Page extract >>
++++++++++
NYT: “One reason the run-up in taxes looks good is because the past five years looked so bad. Revenues are up, but they have lagged well behind economic growth.”
Only people with their heads completely buried in the sand could possibly think that the last five years have been “bad”. We had a stable economy in spite of an attack that struck at the heart of Wall Street, two wars, and several major natural disasters in the country. 9/11 alone, according to information put out by CNN, ripped $3 trillion (yes, that’s trillion with a “t”) out of our economy in stock losses alone when the market opened again the following week.
The fact that we did NOT go into a major depression is GREAT news, not “bad”. But that would be giving too much credit to the idea of tax rate decreases. Can’t let all those rich people get too much money, you know! They might actually start hiring people, and where would the Welfare State be then?
The people who feel guilty that they have money and therefore seek to be redeemed by supporting laws that redistribute wealth, are people who themselves aren’t letting go of their money. So it is a double guilt, once guilty for being wealthy, second time guilty for not wanting to let that wealth go. Mohammed Atta and Co faced the same dilemma when they visited Los Vegas. Once sinned for being in America, twice sinned for liking being in America.
They’re willing to do a lot, and make you pay a lot, to expunge their guilt.
Funny thing about liberal guilt; it never gets expunged.
Of course it can’t be expunged, it is a perpetual motion device.
++++++++++
Extracted material >>
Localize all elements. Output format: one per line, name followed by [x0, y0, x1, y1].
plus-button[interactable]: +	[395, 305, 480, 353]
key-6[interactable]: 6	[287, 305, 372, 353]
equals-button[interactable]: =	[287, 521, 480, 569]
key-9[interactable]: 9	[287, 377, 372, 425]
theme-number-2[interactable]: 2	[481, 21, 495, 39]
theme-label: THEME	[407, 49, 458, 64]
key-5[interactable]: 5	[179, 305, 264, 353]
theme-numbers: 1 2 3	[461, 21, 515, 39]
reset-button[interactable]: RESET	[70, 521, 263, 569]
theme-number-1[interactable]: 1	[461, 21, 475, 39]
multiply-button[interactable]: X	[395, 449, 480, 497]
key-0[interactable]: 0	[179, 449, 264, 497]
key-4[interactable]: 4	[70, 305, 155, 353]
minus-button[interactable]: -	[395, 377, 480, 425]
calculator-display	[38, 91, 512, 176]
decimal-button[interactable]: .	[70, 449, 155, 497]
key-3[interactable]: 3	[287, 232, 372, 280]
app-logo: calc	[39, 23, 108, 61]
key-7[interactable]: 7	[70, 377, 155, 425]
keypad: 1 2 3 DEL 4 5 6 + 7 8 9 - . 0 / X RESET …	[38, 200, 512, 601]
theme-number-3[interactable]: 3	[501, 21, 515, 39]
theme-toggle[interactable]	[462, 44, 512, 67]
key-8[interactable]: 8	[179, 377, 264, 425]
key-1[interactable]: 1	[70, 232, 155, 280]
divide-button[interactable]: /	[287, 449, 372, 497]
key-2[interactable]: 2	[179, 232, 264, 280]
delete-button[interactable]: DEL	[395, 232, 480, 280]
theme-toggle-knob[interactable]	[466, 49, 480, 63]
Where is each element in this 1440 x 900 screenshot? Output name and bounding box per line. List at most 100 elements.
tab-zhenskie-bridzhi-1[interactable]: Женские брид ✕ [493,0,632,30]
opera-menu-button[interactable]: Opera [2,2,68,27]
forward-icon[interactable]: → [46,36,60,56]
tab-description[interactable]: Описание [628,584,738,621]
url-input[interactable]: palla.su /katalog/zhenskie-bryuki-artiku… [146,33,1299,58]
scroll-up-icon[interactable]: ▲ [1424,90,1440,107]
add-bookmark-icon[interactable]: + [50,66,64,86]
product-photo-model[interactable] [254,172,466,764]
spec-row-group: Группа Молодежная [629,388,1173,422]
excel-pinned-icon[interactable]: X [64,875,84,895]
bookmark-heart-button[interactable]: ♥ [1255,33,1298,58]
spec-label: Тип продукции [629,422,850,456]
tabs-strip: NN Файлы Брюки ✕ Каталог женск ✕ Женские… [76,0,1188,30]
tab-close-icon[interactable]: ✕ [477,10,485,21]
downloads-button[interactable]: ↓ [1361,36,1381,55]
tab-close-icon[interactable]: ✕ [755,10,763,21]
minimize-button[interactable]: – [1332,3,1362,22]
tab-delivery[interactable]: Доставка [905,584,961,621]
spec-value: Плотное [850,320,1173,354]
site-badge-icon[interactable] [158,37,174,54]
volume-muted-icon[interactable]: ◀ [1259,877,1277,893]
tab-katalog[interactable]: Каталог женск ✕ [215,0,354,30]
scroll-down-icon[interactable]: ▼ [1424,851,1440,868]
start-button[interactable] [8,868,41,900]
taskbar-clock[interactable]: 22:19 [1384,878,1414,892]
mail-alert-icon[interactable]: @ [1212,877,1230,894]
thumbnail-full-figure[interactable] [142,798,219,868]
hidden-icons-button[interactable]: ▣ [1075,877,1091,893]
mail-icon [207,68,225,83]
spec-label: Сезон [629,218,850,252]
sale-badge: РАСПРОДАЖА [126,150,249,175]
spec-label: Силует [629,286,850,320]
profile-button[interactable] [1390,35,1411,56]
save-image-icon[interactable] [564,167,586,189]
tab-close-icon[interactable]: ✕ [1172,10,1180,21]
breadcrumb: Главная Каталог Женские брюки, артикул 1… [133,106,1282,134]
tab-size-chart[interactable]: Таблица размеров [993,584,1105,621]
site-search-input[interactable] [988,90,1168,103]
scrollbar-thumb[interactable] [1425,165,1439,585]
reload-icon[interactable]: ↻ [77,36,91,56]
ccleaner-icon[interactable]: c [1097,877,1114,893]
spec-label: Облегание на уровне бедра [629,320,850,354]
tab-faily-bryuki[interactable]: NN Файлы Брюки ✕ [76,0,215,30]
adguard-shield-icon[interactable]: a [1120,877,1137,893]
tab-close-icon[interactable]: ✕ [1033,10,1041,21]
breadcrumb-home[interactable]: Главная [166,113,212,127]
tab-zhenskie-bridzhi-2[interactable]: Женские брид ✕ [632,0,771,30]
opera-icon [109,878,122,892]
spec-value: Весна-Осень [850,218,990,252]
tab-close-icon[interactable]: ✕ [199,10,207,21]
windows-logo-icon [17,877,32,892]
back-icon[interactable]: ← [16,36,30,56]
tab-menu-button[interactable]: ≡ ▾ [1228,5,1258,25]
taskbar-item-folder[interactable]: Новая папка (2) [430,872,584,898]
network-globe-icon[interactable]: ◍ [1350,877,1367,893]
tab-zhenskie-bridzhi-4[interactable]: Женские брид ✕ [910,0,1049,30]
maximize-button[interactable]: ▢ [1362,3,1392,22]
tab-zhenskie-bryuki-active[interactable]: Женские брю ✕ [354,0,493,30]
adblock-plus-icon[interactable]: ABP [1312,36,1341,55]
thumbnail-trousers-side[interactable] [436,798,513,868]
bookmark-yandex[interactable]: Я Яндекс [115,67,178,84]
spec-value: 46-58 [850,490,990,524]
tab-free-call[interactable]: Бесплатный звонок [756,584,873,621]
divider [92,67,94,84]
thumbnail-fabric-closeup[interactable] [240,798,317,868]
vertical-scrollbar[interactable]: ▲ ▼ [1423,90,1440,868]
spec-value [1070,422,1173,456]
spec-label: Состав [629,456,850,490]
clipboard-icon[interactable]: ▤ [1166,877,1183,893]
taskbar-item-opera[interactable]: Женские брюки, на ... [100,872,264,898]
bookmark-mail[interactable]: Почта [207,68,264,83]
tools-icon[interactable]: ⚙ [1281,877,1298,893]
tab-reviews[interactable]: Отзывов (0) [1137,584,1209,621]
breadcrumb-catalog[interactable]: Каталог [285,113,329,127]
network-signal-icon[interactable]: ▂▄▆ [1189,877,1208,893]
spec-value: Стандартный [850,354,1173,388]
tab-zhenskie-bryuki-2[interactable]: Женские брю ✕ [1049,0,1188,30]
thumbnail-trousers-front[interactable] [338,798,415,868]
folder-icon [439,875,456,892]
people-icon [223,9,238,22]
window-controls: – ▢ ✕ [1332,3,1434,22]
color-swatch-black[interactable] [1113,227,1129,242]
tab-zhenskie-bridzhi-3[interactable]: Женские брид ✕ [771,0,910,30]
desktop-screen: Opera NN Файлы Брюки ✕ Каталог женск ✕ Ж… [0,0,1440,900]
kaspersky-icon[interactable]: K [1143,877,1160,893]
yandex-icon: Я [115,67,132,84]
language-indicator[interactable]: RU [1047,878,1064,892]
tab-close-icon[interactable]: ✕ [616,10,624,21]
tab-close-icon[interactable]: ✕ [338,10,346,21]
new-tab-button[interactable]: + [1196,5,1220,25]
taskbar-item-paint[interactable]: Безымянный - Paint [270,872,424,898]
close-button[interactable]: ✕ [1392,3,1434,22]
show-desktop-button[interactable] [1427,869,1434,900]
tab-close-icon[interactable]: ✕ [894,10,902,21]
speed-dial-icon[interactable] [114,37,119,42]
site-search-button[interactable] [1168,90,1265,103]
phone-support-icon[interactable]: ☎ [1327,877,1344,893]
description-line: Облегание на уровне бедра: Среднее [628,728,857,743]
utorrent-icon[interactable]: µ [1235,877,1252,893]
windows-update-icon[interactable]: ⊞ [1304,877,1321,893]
++++++++++
Set of tasks >>
• a. According to the post on tax revenues, how much did 9/11 take out of the economy in stock losses, as reported by CNN?
• b. List every hardship that the post on tax revenues says the economy stayed stable in spite of.
• c. Repeat everything in the post on tax revenues from "They’re willing to" down to "perpetual motion device.".

Answers per task >>
• a. $3 trillion

• b.
- An attack that struck at the heart of Wall Street
- Two wars
- Several major natural disasters in the country

• c.
They’re willing to do a lot, and make you pay a lot, to expunge their guilt.
Funny thing about liberal guilt; it never gets expunged.
Of course it can’t be expunged, it is a perpetual motion device.